§ **PROMPT**: Work through the data line by line, gathering every line that has the word "edge".

** start DATA LISTING **

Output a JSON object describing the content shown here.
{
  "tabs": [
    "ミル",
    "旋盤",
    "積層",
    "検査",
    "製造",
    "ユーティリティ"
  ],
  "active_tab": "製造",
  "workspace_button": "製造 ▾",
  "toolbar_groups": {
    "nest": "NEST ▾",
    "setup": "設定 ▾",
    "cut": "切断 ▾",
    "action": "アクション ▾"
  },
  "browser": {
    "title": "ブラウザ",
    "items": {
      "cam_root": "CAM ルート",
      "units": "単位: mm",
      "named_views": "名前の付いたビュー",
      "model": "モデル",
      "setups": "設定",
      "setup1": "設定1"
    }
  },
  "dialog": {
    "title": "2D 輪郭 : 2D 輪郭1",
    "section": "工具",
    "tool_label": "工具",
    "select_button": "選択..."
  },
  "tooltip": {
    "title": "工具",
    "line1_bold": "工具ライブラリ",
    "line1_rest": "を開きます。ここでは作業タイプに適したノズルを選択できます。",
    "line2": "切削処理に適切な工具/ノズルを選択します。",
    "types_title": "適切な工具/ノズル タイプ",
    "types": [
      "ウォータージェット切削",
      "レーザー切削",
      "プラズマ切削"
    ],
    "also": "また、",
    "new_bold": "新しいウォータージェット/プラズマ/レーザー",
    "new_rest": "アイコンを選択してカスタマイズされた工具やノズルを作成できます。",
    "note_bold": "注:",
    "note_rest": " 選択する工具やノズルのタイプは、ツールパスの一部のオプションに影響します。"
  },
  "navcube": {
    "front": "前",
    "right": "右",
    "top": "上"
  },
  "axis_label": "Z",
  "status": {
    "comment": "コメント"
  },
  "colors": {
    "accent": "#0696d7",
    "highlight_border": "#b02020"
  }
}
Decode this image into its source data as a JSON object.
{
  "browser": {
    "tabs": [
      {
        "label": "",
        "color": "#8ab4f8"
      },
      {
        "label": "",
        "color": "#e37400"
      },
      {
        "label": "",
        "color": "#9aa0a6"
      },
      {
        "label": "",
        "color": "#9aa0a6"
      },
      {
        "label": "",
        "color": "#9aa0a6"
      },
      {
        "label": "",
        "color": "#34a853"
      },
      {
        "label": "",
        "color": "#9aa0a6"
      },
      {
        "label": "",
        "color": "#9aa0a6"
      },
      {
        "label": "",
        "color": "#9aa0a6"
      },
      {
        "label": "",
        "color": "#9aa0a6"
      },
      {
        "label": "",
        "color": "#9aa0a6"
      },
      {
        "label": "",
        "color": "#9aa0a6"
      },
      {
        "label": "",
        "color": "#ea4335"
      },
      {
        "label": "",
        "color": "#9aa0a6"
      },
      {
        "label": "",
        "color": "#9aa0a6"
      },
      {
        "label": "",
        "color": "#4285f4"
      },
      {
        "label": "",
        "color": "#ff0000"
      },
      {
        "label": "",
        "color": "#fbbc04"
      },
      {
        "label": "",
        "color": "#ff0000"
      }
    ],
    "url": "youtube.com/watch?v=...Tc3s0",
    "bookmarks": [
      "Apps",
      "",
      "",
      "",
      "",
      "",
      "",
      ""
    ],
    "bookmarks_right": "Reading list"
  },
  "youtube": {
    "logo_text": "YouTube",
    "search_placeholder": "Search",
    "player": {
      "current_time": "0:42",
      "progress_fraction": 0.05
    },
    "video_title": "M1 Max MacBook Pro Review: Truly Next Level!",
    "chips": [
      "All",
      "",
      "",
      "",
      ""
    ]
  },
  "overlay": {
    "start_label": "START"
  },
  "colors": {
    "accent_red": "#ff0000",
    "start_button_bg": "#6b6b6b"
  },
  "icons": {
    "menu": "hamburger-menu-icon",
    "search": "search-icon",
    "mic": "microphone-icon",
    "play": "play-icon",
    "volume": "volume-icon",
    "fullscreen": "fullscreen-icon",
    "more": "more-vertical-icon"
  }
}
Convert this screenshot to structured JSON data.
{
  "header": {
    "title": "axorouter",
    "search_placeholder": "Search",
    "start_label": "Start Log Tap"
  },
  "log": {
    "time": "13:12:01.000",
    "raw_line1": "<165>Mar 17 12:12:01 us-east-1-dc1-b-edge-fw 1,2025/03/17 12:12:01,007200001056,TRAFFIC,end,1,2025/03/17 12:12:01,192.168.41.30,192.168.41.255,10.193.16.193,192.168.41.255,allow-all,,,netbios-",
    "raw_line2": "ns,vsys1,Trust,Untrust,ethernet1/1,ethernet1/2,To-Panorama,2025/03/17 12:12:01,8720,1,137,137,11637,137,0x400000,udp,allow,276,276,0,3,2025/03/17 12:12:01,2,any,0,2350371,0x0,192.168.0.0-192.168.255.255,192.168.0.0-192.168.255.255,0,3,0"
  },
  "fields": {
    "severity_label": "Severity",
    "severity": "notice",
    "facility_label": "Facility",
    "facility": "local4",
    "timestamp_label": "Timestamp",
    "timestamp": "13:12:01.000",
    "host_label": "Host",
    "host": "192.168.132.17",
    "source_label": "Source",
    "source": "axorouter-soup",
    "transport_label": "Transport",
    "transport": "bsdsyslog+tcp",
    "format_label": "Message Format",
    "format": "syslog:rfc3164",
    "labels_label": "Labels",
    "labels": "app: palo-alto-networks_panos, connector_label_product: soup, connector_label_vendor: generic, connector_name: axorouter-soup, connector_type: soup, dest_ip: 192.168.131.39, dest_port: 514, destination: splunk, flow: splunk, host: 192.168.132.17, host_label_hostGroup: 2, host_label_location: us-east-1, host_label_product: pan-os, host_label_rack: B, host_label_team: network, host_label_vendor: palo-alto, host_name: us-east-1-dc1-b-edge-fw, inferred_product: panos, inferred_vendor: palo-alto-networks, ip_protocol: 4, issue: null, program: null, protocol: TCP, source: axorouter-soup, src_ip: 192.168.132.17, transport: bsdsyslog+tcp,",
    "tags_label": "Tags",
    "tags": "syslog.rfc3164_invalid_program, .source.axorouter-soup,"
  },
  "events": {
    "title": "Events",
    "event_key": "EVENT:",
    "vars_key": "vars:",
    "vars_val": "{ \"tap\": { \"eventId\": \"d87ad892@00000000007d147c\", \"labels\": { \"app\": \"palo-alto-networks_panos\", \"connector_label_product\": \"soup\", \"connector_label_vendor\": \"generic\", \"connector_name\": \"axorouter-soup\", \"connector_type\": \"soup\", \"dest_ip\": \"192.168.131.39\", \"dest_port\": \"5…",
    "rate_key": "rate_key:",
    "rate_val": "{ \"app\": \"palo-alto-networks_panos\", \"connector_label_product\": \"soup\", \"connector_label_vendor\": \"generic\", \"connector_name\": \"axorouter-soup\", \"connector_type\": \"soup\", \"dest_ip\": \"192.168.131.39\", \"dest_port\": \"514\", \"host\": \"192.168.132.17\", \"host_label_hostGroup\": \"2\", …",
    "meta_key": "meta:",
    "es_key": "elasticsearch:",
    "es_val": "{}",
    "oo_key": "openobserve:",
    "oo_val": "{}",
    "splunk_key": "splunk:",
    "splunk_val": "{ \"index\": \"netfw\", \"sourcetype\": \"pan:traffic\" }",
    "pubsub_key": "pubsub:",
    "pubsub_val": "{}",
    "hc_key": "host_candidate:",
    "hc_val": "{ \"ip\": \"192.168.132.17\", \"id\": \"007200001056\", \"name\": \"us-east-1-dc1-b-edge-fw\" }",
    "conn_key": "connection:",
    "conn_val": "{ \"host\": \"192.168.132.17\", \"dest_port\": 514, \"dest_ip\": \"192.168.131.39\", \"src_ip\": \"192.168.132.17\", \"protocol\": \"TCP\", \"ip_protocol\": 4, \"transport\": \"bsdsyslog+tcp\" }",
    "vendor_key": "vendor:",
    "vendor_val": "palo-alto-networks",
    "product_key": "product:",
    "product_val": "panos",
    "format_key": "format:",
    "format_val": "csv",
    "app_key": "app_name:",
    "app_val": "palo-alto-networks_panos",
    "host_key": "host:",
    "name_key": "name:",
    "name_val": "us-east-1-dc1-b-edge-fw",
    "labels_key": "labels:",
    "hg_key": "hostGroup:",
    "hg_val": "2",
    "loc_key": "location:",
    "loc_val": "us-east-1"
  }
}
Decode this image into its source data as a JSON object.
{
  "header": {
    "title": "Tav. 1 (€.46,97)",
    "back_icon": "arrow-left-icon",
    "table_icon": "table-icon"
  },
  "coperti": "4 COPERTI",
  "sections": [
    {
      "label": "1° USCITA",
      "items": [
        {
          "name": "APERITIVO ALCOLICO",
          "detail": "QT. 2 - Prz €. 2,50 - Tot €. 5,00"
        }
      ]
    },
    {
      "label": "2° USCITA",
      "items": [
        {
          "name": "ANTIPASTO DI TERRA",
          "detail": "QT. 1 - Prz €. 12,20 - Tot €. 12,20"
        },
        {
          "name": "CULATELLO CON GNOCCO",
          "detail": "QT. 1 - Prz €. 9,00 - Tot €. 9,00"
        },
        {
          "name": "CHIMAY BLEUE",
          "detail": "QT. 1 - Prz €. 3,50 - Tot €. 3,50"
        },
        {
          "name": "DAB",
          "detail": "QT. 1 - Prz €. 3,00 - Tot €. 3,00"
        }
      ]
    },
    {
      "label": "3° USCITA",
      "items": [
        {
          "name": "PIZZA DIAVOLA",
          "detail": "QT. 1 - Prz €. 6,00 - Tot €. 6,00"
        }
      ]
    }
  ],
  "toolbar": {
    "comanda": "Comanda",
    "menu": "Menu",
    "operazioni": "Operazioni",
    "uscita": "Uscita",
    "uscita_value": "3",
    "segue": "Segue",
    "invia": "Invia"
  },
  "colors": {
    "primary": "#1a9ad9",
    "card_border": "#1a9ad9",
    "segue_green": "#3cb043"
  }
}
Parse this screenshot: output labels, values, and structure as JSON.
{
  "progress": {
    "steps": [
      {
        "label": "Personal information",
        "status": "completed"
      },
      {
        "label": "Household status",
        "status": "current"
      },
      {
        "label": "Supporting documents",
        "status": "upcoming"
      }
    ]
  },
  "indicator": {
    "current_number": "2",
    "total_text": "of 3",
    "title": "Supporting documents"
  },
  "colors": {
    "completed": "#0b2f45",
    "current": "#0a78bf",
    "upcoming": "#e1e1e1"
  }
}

** end DATA LISTING **

§ **WRITTEN SOLUTION**:
    "raw_line1": "<165>Mar 17 12:12:01 us-east-1-dc1-b-edge-fw 1,2025/03/17 12:12:01,007200001056,TRAFFIC,end,1,2025/03/17 12:12:01,192.168.41.30,192.168.41.255,10.193.16.193,192.168.41.255,allow-all,,,netbios-",
    "labels": "app: palo-alto-networks_panos, connector_label_product: soup, connector_label_vendor: generic, connector_name: axorouter-soup, connector_type: soup, dest_ip: 192.168.131.39, dest_port: 514, destination: splunk, flow: splunk, host: 192.168.132.17, host_label_hostGroup: 2, host_label_location: us-east-1, host_label_product: pan-os, host_label_rack: B, host_label_team: network, host_label_vendor: palo-alto, host_name: us-east-1-dc1-b-edge-fw, inferred_product: panos, inferred_vendor: palo-alto-networks, ip_protocol: 4, issue: null, program: null, protocol: TCP, source: axorouter-soup, src_ip: 192.168.132.17, transport: bsdsyslog+tcp,",
    "hc_val": "{ \"ip\": \"192.168.132.17\", \"id\": \"007200001056\", \"name\": \"us-east-1-dc1-b-edge-fw\" }",
    "name_val": "us-east-1-dc1-b-edge-fw",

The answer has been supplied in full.